Given information:
## Begin
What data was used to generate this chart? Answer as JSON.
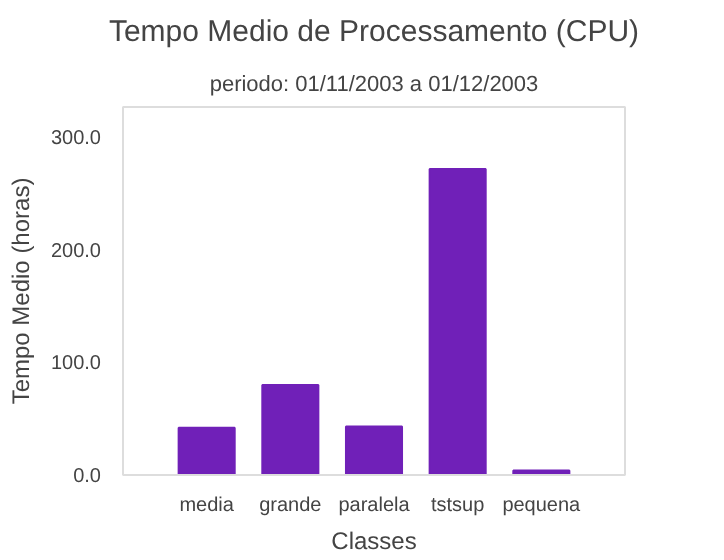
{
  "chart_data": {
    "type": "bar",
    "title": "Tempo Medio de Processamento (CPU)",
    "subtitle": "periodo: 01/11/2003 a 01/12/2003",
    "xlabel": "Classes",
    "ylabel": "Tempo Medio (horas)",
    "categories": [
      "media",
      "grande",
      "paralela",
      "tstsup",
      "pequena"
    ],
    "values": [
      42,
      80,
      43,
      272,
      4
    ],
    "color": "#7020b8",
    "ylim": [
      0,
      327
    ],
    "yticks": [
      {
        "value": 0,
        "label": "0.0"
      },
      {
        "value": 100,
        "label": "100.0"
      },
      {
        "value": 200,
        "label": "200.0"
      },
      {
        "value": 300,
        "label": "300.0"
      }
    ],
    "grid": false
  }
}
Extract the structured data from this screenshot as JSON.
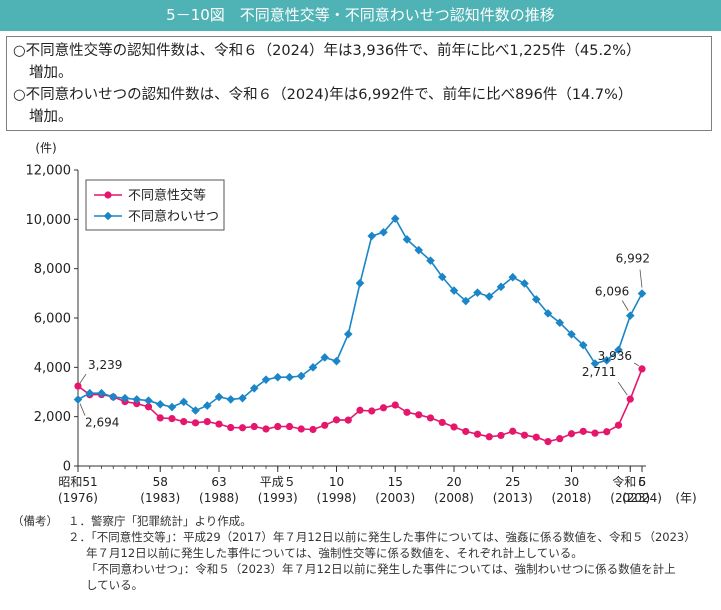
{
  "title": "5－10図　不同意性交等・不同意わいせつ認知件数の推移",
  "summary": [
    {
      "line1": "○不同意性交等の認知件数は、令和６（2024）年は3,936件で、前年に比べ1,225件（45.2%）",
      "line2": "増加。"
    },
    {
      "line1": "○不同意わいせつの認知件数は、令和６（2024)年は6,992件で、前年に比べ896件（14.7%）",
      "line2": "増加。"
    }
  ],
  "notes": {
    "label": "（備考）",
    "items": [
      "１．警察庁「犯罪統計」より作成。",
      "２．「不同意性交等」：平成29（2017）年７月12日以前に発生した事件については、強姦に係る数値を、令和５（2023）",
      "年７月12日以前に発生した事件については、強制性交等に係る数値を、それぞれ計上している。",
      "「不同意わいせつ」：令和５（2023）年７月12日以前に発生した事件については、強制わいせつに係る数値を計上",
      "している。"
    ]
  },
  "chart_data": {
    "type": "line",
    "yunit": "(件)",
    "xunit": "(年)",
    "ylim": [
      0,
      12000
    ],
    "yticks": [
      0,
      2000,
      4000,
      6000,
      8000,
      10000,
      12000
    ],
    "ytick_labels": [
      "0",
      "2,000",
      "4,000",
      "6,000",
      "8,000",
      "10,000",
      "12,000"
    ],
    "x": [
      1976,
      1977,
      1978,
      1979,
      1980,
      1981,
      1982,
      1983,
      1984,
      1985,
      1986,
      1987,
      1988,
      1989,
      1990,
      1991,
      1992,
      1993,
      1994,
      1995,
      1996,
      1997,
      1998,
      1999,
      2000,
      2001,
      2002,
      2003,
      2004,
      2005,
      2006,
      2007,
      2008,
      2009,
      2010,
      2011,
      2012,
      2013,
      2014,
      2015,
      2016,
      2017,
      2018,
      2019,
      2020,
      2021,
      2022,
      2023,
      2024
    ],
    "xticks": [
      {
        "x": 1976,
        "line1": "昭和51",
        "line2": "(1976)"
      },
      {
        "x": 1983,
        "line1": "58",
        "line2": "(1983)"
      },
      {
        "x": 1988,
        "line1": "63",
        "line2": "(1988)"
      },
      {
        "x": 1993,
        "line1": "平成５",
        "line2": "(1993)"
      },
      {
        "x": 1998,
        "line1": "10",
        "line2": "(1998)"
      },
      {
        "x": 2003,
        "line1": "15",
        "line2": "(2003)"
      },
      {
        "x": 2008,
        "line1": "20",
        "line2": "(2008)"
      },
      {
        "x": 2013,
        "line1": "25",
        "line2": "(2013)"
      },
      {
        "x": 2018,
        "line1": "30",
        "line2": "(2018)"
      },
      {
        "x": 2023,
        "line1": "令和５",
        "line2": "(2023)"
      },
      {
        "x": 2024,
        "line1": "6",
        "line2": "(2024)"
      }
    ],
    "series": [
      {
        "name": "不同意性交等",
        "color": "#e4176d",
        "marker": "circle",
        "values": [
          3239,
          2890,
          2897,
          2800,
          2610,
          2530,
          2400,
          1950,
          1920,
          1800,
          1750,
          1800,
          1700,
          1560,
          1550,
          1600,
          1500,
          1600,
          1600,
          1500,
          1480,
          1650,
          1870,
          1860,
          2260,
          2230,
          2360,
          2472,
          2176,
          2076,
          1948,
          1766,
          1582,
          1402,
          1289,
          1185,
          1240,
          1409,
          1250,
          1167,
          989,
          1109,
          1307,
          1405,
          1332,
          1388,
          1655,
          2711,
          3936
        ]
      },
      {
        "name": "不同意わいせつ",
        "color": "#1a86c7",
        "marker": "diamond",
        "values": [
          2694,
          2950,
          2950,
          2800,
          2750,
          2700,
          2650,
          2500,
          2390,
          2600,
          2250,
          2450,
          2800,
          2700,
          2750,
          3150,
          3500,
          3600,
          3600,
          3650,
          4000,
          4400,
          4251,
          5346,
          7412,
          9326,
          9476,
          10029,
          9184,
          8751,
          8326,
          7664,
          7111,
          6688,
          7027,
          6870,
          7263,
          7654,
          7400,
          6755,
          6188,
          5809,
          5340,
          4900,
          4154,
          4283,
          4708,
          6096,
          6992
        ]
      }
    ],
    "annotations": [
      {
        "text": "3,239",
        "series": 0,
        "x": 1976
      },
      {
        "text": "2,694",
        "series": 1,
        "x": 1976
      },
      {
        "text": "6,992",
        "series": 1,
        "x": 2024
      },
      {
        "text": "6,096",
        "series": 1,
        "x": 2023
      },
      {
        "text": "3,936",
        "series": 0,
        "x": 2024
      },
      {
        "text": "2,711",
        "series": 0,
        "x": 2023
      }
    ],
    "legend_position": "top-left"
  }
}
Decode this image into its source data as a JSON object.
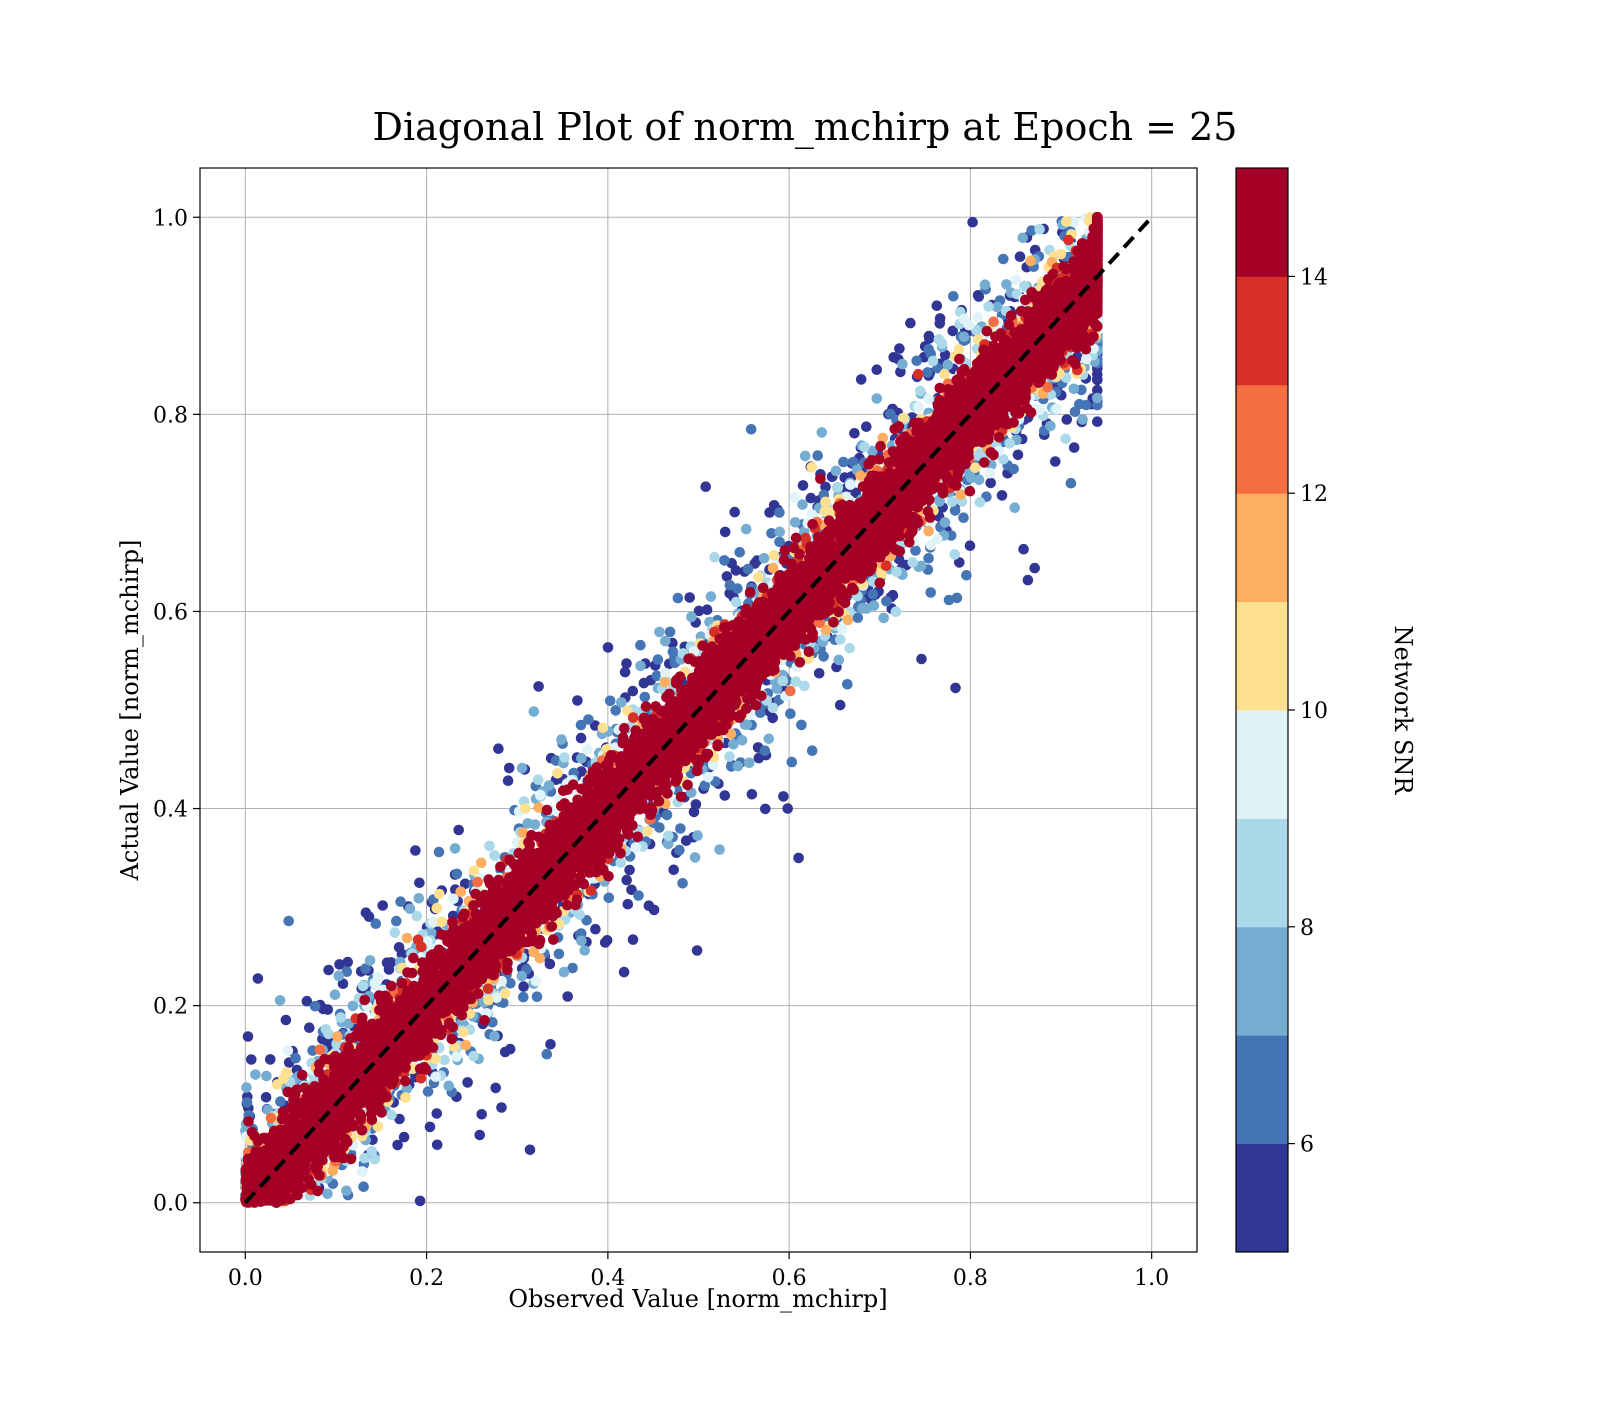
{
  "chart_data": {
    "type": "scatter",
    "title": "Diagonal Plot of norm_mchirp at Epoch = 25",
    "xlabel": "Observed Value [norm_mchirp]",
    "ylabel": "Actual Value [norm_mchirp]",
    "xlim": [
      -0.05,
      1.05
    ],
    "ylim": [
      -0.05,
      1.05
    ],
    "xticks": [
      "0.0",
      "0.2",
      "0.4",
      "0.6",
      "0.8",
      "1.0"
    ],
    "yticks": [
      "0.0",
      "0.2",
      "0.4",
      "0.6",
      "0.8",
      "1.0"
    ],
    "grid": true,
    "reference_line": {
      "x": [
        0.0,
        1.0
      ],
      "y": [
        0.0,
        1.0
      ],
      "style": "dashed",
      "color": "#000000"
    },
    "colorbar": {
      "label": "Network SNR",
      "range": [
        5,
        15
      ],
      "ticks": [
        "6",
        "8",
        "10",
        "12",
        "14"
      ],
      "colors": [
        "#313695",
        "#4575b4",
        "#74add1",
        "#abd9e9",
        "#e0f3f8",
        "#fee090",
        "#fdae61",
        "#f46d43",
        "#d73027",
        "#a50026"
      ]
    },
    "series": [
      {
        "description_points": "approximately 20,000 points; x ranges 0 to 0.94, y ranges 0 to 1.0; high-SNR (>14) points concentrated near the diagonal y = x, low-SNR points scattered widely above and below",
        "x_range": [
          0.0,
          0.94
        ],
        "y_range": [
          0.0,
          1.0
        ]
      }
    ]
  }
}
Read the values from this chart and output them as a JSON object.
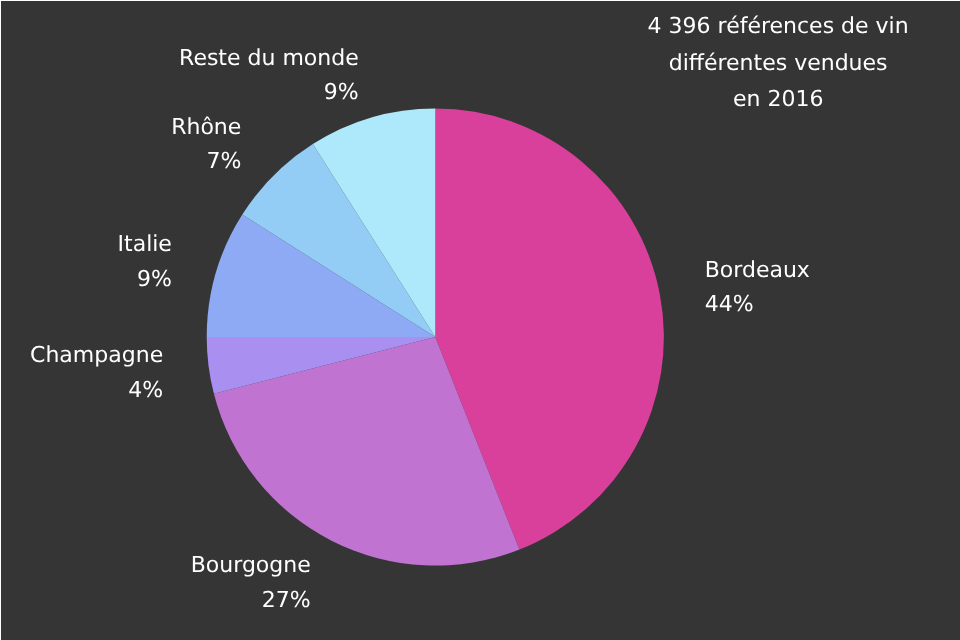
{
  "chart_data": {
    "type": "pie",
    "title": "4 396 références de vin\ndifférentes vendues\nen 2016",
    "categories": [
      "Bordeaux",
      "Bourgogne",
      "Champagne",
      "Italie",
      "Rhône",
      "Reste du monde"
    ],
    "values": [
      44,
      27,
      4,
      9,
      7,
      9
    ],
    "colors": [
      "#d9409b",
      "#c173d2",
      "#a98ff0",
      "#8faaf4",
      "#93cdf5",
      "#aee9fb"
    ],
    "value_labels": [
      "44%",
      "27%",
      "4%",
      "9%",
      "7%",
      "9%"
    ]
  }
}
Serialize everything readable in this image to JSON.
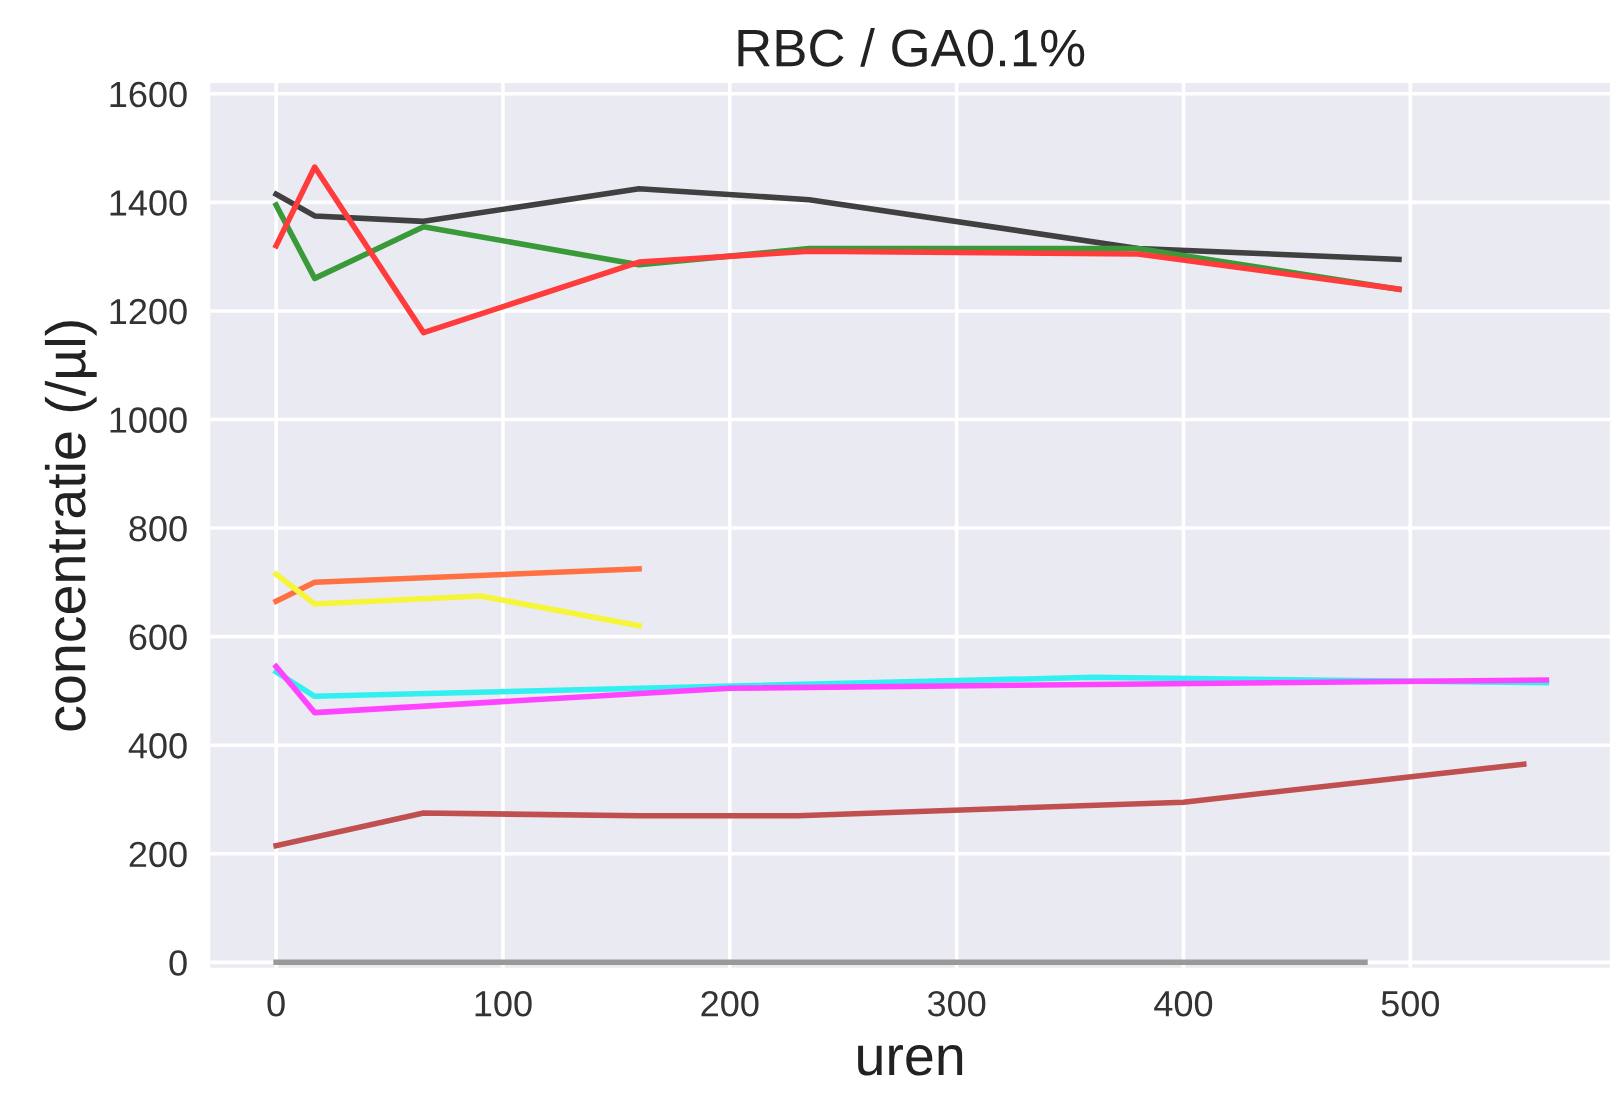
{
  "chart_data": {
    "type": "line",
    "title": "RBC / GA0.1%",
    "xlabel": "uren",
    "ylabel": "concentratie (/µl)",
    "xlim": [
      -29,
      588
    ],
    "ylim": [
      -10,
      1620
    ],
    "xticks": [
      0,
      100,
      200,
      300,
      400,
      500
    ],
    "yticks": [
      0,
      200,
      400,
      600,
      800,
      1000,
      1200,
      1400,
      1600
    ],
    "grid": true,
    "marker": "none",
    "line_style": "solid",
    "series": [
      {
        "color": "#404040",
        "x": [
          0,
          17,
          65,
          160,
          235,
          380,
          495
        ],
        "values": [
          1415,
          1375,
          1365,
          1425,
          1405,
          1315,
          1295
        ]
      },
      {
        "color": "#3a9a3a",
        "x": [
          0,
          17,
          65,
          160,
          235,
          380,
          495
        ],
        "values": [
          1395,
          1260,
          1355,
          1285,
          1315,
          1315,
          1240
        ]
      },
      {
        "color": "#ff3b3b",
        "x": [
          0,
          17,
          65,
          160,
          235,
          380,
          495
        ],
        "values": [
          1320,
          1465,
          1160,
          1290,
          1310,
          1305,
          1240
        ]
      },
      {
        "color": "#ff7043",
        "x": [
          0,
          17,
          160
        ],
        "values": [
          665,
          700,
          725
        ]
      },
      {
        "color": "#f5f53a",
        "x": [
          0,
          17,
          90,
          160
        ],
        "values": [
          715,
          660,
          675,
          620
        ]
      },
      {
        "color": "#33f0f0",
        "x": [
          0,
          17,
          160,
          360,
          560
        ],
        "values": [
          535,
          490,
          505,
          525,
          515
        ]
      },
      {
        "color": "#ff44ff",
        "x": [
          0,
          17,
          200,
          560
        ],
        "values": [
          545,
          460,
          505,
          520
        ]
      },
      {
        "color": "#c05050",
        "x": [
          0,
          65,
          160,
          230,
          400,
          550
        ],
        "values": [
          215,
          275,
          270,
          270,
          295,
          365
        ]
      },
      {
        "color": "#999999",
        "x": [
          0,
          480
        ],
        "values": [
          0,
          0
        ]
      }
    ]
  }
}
## End
Instructions for the task: Report the number of lines in the listing above that include the word "marker", and nothing else.

The response: 3